**Stated exercise:**
From the first line of the entries through the line containing "contour-label: -40 [481,93,510,116]", replace "colorbar-segment" with "colorbar-block" and write those lines out again with nothing else altered.

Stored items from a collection
** START **

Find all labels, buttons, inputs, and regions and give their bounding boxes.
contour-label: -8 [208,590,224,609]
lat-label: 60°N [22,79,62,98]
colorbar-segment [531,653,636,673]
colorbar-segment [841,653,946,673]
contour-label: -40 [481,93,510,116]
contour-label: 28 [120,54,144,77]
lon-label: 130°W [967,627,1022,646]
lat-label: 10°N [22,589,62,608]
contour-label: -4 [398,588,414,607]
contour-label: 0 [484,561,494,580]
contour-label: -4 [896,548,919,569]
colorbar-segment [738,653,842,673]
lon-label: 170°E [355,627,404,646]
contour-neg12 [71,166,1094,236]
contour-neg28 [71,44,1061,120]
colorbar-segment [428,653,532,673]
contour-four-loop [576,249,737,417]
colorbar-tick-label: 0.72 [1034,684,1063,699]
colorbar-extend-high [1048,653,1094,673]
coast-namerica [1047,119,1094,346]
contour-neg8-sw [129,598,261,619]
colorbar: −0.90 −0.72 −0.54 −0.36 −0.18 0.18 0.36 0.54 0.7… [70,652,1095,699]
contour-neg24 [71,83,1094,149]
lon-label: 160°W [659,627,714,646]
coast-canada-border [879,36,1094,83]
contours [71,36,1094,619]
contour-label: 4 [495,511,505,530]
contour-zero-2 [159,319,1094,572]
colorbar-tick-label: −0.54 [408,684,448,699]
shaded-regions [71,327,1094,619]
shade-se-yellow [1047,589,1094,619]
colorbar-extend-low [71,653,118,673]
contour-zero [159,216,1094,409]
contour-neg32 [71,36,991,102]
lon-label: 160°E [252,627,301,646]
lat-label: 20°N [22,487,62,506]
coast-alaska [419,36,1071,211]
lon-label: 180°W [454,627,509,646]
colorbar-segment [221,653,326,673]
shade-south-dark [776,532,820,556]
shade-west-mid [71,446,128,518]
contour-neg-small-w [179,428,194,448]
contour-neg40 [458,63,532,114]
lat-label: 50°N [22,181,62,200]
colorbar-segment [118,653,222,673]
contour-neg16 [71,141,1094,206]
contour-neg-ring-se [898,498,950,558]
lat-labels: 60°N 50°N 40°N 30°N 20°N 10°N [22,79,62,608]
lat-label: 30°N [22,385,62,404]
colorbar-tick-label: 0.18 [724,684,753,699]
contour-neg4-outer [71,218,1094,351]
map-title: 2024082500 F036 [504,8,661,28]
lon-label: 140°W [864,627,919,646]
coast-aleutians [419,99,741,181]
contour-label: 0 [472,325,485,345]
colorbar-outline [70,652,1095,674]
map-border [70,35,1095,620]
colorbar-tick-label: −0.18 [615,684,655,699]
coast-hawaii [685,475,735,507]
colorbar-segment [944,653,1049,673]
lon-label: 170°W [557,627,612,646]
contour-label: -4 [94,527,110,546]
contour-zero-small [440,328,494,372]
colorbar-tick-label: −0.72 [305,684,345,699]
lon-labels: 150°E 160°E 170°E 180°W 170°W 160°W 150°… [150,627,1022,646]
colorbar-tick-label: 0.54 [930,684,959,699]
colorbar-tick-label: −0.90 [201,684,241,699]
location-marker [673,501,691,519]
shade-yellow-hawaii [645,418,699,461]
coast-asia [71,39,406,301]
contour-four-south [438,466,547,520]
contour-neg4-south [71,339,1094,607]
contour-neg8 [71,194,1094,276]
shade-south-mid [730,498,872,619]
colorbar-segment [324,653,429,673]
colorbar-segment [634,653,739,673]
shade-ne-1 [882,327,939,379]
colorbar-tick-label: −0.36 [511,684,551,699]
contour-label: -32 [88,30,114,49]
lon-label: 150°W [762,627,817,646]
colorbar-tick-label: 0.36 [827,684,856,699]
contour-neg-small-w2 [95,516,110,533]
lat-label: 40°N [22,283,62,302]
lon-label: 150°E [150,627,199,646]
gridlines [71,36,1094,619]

** END **

**Answer to the task:**
Find all labels, buttons, inputs, and regions and give their bounding boxes.
contour-label: -8 [208,590,224,609]
lat-label: 60°N [22,79,62,98]
colorbar-block [531,653,636,673]
colorbar-block [841,653,946,673]
contour-label: -40 [481,93,510,116]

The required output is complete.